(Dataset entries)
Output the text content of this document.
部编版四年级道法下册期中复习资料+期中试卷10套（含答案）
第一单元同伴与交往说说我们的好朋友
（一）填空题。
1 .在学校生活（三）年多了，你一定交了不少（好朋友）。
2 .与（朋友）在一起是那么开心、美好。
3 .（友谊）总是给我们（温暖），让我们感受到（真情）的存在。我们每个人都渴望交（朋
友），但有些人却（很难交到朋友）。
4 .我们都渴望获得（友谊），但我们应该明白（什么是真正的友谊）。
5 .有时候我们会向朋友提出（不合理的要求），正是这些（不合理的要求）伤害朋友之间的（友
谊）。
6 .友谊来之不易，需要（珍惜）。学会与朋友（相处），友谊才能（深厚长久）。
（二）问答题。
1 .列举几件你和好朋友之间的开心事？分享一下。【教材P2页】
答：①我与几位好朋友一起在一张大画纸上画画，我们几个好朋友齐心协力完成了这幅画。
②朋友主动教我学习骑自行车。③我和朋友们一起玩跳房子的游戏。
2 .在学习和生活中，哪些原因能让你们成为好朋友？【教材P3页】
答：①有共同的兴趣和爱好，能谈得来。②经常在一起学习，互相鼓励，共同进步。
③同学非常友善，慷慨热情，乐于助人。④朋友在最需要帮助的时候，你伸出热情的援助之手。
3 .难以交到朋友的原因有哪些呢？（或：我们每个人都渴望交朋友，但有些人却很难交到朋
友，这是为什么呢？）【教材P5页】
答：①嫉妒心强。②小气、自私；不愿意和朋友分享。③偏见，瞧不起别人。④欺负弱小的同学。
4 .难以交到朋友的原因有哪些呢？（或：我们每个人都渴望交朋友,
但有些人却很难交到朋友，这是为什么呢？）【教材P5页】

### Task statement
Write out the data exactly as it stands.

### Exercise solution
Output the text content of this document.
部编版四年级道法下册期中复习资料+期中试卷10套（含答案）
第一单元同伴与交往说说我们的好朋友
（一）填空题。
1 .在学校生活（三）年多了，你一定交了不少（好朋友）。
2 .与（朋友）在一起是那么开心、美好。
3 .（友谊）总是给我们（温暖），让我们感受到（真情）的存在。我们每个人都渴望交（朋
友），但有些人却（很难交到朋友）。
4 .我们都渴望获得（友谊），但我们应该明白（什么是真正的友谊）。
5 .有时候我们会向朋友提出（不合理的要求），正是这些（不合理的要求）伤害朋友之间的（友
谊）。
6 .友谊来之不易，需要（珍惜）。学会与朋友（相处），友谊才能（深厚长久）。
（二）问答题。
1 .列举几件你和好朋友之间的开心事？分享一下。【教材P2页】
答：①我与几位好朋友一起在一张大画纸上画画，我们几个好朋友齐心协力完成了这幅画。
②朋友主动教我学习骑自行车。③我和朋友们一起玩跳房子的游戏。
2 .在学习和生活中，哪些原因能让你们成为好朋友？【教材P3页】
答：①有共同的兴趣和爱好，能谈得来。②经常在一起学习，互相鼓励，共同进步。
③同学非常友善，慷慨热情，乐于助人。④朋友在最需要帮助的时候，你伸出热情的援助之手。
3 .难以交到朋友的原因有哪些呢？（或：我们每个人都渴望交朋友，但有些人却很难交到朋
友，这是为什么呢？）【教材P5页】
答：①嫉妒心强。②小气、自私；不愿意和朋友分享。③偏见，瞧不起别人。④欺负弱小的同学。
4 .难以交到朋友的原因有哪些呢？（或：我们每个人都渴望交朋友,
但有些人却很难交到朋友，这是为什么呢？）【教材P5页】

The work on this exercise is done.